• **Problem details**:
Extract each line containing the string "COMPENSATION".

• **Material shown**:
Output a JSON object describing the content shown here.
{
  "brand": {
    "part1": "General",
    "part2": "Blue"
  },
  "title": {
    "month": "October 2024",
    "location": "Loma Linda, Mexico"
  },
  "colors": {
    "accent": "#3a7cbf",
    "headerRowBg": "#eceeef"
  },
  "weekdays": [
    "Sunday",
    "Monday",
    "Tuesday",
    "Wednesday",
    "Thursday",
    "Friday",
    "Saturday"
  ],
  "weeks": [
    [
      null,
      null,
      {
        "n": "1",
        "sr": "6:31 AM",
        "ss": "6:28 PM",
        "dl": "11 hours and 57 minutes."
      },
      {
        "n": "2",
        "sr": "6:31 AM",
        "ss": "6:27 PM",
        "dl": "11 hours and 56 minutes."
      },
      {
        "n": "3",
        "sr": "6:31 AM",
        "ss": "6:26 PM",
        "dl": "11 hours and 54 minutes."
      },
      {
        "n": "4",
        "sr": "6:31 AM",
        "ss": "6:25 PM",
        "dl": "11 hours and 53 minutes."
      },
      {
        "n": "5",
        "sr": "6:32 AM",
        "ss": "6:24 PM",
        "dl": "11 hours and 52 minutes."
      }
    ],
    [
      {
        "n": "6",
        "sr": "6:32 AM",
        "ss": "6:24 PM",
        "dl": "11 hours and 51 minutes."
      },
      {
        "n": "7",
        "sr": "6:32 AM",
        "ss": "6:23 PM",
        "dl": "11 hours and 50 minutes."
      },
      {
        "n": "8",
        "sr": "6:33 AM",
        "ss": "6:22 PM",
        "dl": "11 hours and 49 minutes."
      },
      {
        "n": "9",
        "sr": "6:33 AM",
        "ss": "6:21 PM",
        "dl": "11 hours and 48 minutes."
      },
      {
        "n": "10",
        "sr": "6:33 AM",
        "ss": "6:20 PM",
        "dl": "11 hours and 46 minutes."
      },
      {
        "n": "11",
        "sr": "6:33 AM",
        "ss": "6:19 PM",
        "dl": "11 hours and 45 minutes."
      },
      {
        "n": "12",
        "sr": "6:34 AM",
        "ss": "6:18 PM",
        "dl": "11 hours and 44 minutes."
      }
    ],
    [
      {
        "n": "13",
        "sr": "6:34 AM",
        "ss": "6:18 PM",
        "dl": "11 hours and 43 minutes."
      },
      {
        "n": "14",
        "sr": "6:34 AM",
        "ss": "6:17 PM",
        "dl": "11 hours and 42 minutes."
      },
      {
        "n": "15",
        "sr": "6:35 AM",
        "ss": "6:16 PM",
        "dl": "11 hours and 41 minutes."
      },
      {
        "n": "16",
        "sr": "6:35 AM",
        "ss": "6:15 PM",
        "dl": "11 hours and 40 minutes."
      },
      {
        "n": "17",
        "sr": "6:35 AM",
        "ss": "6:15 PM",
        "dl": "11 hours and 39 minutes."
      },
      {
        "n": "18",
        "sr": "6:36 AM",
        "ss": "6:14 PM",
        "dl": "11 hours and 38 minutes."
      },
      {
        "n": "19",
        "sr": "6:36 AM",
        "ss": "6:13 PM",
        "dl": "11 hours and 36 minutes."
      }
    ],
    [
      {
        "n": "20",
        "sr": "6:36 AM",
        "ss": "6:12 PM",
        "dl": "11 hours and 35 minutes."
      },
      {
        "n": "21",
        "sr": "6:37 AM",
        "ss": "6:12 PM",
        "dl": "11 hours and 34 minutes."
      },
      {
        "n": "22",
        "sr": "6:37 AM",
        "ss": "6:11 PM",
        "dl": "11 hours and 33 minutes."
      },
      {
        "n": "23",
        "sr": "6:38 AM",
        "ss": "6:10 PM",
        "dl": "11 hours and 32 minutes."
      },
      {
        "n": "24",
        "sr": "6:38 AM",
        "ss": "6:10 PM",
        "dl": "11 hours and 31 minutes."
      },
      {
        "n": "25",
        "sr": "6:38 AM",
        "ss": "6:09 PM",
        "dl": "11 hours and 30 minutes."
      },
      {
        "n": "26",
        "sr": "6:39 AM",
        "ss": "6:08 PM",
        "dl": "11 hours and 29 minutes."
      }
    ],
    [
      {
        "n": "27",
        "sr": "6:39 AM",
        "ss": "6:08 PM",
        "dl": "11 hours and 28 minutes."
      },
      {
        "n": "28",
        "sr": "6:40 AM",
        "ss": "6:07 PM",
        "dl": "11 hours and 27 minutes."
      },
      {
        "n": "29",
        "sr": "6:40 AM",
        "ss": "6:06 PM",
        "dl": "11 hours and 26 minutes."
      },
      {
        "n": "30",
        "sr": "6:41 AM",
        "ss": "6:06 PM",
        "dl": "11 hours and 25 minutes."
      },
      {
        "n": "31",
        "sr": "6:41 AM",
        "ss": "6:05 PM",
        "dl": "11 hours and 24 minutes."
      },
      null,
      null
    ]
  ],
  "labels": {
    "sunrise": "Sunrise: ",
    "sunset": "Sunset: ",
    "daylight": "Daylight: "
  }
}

...

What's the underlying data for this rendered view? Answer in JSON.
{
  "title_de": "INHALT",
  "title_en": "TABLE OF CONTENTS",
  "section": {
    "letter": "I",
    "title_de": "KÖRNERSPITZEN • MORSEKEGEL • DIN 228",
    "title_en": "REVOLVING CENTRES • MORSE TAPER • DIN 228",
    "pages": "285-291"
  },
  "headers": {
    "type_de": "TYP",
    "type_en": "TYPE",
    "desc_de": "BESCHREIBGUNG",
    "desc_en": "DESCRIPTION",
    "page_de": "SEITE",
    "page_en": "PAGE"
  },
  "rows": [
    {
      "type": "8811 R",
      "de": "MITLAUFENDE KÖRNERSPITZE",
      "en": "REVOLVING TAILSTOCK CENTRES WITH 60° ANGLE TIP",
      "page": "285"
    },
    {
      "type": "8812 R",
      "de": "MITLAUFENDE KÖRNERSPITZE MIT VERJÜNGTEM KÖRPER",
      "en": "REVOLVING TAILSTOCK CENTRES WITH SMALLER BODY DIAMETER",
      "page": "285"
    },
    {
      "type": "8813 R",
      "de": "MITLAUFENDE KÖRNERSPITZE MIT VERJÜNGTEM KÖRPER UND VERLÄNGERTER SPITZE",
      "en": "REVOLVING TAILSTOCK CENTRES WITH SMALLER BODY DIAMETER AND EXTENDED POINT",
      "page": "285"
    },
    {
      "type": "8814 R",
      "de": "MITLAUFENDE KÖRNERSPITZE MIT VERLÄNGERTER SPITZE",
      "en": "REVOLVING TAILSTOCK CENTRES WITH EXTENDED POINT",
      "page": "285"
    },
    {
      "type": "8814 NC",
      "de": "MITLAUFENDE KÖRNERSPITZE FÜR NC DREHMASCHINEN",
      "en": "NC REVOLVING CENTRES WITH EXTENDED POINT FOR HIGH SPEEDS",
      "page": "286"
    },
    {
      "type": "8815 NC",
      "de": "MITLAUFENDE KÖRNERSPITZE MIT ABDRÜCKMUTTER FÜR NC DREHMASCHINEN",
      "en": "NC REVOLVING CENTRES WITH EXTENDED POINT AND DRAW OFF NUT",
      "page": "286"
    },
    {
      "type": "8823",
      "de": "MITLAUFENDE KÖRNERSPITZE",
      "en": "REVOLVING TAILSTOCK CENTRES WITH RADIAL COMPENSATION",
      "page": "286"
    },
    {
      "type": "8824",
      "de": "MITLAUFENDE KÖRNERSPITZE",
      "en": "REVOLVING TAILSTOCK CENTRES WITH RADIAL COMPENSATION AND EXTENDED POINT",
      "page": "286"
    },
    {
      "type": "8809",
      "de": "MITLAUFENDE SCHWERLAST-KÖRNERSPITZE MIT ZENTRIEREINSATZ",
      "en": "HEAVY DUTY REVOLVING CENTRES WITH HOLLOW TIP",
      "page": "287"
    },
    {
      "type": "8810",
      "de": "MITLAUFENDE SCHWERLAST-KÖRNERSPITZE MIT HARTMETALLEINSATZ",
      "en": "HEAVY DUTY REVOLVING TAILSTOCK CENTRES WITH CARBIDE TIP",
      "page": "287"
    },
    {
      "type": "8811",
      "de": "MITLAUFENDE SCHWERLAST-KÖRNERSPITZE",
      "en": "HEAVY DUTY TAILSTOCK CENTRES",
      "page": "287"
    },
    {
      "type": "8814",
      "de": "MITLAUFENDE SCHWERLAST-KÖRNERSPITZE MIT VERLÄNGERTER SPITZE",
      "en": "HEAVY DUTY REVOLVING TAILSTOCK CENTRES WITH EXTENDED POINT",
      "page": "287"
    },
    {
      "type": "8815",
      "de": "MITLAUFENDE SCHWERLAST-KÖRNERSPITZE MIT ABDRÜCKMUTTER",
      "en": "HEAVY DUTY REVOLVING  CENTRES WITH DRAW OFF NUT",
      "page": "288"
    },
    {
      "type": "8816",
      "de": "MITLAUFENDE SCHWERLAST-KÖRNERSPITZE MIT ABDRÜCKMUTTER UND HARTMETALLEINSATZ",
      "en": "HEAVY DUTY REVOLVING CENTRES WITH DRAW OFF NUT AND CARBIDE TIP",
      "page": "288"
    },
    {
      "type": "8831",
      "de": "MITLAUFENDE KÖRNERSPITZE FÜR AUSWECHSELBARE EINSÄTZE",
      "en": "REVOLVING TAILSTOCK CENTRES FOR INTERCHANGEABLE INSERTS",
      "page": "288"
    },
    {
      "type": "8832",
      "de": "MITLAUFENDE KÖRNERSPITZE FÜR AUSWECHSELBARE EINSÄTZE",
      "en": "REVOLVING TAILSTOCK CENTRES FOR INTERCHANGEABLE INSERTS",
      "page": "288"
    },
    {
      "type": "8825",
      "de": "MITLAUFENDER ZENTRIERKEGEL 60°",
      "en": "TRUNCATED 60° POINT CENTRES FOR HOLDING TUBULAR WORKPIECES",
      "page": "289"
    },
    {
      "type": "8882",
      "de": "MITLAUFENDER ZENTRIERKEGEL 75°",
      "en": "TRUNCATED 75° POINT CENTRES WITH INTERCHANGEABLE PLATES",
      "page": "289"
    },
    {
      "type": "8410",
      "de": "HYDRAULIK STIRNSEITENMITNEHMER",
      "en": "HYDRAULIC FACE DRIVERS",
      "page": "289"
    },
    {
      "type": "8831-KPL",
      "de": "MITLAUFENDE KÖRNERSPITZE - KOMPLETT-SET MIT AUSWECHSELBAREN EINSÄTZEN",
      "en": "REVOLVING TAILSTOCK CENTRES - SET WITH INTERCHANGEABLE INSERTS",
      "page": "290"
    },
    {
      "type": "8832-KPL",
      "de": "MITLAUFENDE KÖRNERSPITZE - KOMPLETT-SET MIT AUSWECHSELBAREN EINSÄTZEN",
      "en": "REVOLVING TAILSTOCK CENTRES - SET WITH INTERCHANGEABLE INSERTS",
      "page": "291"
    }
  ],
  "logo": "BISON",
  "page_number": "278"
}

...

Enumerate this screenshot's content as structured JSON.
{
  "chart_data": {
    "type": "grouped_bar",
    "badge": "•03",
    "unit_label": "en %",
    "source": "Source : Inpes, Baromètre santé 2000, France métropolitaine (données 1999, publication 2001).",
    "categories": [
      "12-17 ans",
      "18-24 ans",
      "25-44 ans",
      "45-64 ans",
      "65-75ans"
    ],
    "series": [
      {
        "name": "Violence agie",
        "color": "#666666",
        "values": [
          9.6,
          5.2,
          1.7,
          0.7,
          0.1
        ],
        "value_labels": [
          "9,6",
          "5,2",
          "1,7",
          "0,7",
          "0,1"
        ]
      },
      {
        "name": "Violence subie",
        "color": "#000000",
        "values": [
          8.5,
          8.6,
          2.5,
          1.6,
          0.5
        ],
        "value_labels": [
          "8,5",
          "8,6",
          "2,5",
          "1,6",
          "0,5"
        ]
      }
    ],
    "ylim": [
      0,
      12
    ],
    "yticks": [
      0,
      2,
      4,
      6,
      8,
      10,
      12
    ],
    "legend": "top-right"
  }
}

• **Task output**:
      "en": "REVOLVING TAILSTOCK CENTRES WITH RADIAL COMPENSATION",
      "en": "REVOLVING TAILSTOCK CENTRES WITH RADIAL COMPENSATION AND EXTENDED POINT",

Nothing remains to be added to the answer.